* Your objective: Repeat the full listing, word for word.

* Excerpted records:
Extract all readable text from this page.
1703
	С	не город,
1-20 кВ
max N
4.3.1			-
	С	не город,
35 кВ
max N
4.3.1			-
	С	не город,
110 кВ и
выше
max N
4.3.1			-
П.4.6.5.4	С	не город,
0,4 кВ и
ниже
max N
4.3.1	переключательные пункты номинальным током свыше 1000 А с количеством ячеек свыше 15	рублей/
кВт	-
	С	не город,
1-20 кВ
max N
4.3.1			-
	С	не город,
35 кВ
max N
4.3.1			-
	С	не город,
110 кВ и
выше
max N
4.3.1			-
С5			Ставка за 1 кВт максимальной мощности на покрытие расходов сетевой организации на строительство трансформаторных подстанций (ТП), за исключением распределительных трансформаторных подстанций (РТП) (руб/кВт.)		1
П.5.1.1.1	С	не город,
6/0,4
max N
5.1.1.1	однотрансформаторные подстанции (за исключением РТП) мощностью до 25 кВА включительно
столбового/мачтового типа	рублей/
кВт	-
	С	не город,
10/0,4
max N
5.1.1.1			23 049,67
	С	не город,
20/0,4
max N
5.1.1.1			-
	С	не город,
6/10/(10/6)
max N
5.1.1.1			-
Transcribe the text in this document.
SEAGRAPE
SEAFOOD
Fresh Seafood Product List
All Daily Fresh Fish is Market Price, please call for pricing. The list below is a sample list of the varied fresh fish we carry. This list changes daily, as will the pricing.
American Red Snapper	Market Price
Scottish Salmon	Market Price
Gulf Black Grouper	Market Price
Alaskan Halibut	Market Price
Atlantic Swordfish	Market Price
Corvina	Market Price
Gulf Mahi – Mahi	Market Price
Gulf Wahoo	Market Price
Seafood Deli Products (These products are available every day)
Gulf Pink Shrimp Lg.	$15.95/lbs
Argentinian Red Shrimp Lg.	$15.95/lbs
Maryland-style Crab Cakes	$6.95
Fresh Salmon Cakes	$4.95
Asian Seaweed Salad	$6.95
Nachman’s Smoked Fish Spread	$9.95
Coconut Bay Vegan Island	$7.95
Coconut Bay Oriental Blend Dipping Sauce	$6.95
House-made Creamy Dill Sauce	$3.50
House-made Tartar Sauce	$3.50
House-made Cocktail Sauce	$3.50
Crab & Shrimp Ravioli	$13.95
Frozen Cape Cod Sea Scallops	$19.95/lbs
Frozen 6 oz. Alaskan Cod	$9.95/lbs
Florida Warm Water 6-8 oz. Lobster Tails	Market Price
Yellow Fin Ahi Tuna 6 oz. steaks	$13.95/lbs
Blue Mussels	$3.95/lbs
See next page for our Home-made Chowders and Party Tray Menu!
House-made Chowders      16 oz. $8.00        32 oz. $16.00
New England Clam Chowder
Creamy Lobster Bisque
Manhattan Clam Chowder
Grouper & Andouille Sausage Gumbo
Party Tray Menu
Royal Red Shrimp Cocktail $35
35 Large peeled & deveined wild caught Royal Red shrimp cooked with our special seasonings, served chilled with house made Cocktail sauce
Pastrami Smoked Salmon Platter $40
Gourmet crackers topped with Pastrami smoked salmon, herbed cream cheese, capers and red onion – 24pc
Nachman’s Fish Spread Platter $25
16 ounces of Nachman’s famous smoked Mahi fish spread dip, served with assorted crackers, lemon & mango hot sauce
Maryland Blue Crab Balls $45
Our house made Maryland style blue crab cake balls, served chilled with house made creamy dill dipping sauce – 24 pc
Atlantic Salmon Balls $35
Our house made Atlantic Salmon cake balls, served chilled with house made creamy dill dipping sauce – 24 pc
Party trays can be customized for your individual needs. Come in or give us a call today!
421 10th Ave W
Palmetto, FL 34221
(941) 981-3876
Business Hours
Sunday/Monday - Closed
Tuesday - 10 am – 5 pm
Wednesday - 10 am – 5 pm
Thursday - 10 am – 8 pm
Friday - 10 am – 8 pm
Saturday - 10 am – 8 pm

* Finished task:
Extract all readable text from this page.
1703
	С	не город,
1-20 кВ
max N
4.3.1			-
	С	не город,
35 кВ
max N
4.3.1			-
	С	не город,
110 кВ и
выше
max N
4.3.1			-
П.4.6.5.4	С	не город,
0,4 кВ и
ниже
max N
4.3.1	переключательные пункты номинальным током свыше 1000 А с количеством ячеек свыше 15	рублей/
кВт	-
	С	не город,
1-20 кВ
max N
4.3.1			-
	С	не город,
35 кВ
max N
4.3.1			-
	С	не город,
110 кВ и
выше
max N
4.3.1			-
С5			Ставка за 1 кВт максимальной мощности на покрытие расходов сетевой организации на строительство трансформаторных подстанций (ТП), за исключением распределительных трансформаторных подстанций (РТП) (руб/кВт.)		1
П.5.1.1.1	С	не город,
6/0,4
max N
5.1.1.1	однотрансформаторные подстанции (за исключением РТП) мощностью до 25 кВА включительно
столбового/мачтового типа	рублей/
кВт	-
	С	не город,
10/0,4
max N
5.1.1.1			23 049,67
	С	не город,
20/0,4
max N
5.1.1.1			-
	С	не город,
6/10/(10/6)
max N
5.1.1.1			-
Transcribe the text in this document.
SEAGRAPE
SEAFOOD
Fresh Seafood Product List
All Daily Fresh Fish is Market Price, please call for pricing. The list below is a sample list of the varied fresh fish we carry. This list changes daily, as will the pricing.
American Red Snapper	Market Price
Scottish Salmon	Market Price
Gulf Black Grouper	Market Price
Alaskan Halibut	Market Price
Atlantic Swordfish	Market Price
Corvina	Market Price
Gulf Mahi – Mahi	Market Price
Gulf Wahoo	Market Price
Seafood Deli Products (These products are available every day)
Gulf Pink Shrimp Lg.	$15.95/lbs
Argentinian Red Shrimp Lg.	$15.95/lbs
Maryland-style Crab Cakes	$6.95
Fresh Salmon Cakes	$4.95
Asian Seaweed Salad	$6.95
Nachman’s Smoked Fish Spread	$9.95
Coconut Bay Vegan Island	$7.95
Coconut Bay Oriental Blend Dipping Sauce	$6.95
House-made Creamy Dill Sauce	$3.50
House-made Tartar Sauce	$3.50
House-made Cocktail Sauce	$3.50
Crab & Shrimp Ravioli	$13.95
Frozen Cape Cod Sea Scallops	$19.95/lbs
Frozen 6 oz. Alaskan Cod	$9.95/lbs
Florida Warm Water 6-8 oz. Lobster Tails	Market Price
Yellow Fin Ahi Tuna 6 oz. steaks	$13.95/lbs
Blue Mussels	$3.95/lbs
See next page for our Home-made Chowders and Party Tray Menu!
House-made Chowders      16 oz. $8.00        32 oz. $16.00
New England Clam Chowder
Creamy Lobster Bisque
Manhattan Clam Chowder
Grouper & Andouille Sausage Gumbo
Party Tray Menu
Royal Red Shrimp Cocktail $35
35 Large peeled & deveined wild caught Royal Red shrimp cooked with our special seasonings, served chilled with house made Cocktail sauce
Pastrami Smoked Salmon Platter $40
Gourmet crackers topped with Pastrami smoked salmon, herbed cream cheese, capers and red onion – 24pc
Nachman’s Fish Spread Platter $25
16 ounces of Nachman’s famous smoked Mahi fish spread dip, served with assorted crackers, lemon & mango hot sauce
Maryland Blue Crab Balls $45
Our house made Maryland style blue crab cake balls, served chilled with house made creamy dill dipping sauce – 24 pc
Atlantic Salmon Balls $35
Our house made Atlantic Salmon cake balls, served chilled with house made creamy dill dipping sauce – 24 pc
Party trays can be customized for your individual needs. Come in or give us a call today!
421 10th Ave W
Palmetto, FL 34221
(941) 981-3876
Business Hours
Sunday/Monday - Closed
Tuesday - 10 am – 5 pm
Wednesday - 10 am – 5 pm
Thursday - 10 am – 8 pm
Friday - 10 am – 8 pm
Saturday - 10 am – 8 pm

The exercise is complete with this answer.